§ **DOCUMENT SECTION**
--*--
It is 10am on Friday morning and I am sitting in a comfortable chair on the verandah of a lovely heritage home in the old downtown. A little dog I met for the first time moments before is sprawled out at my feet, nestled into my red shoes, as if we are old friends.

I find myself chatting amicably to two people. Tracee and her close friend and campaign manager, Julie Cochrane, who is President of a group of local artists.  


They act like a tag-team. Tracee taking some questions and Julie others. They seem to be in it together, in a sisterly kind of way.

Tracee is at pains to explain she is Newmarket through and through. She grew up here. Built a successful business in Town and knows a lot of people. She comes across as an open and engaging “people person”.

For years, I have been looking at local politics from the outside, trying to understand the power plays and relationships in municipal politics. But until she threw her hat into the ring I had never heard of Tracee Chambers. Now she is running for office, I want to know if she was, for example, aware of the two Clock Tower petitions, for and against? And why she chose not to sign one or the other? The Clock Tower has been a big issue for years.

She winces slightly, acknowledging she is coming from a standing start but she says she is getting up to speed on all the issues. She has just posted on her website her "five areas of focus". She has Ian Proundfoot (ex ERA newspaper) on her team and is supported by many others. She has been briefed by the Town’s CAO, Bob Shelton.

Clock Tower

On the Clock Tower, seven storeys is too high. She has been out canvassing views on Main Street. If the current height cap is breached then some other business owners would want to follow suit. And before you know it, the old downtown would have changed forever. The very thing that now draws people to the old downtown (the heritage and human scale) would be gone.

I am now talking about Bob Forrest and the OMB and how the Clock Tower project can only proceed if Bob gets Town owned land for his underground car park. Yes, says Tracee. Bob Shelton told her the Town doesn’t need to sell the land to the developer, it can be made available using some other arrangement/agreement.
--*--
§ **WHAT IS BEING ASKED**
Can you rewrite the stretch of the Tracee Chambers profile from "She winces slightly, acknowledging" through "CAO, Bob Shelton.", swapping "website" for "campaign blog" wherever it appears?

§ **SOURCE MATERIAL**
--*--
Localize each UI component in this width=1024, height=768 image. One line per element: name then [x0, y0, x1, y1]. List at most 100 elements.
--*--
§ **WRITTEN SOLUTION**
She winces slightly, acknowledging she is coming from a standing start but she says she is getting up to speed on all the issues. She has just posted on her campaign blog her "five areas of focus". She has Ian Proundfoot (ex ERA newspaper) on her team and is supported by many others. She has been briefed by the Town’s CAO, Bob Shelton.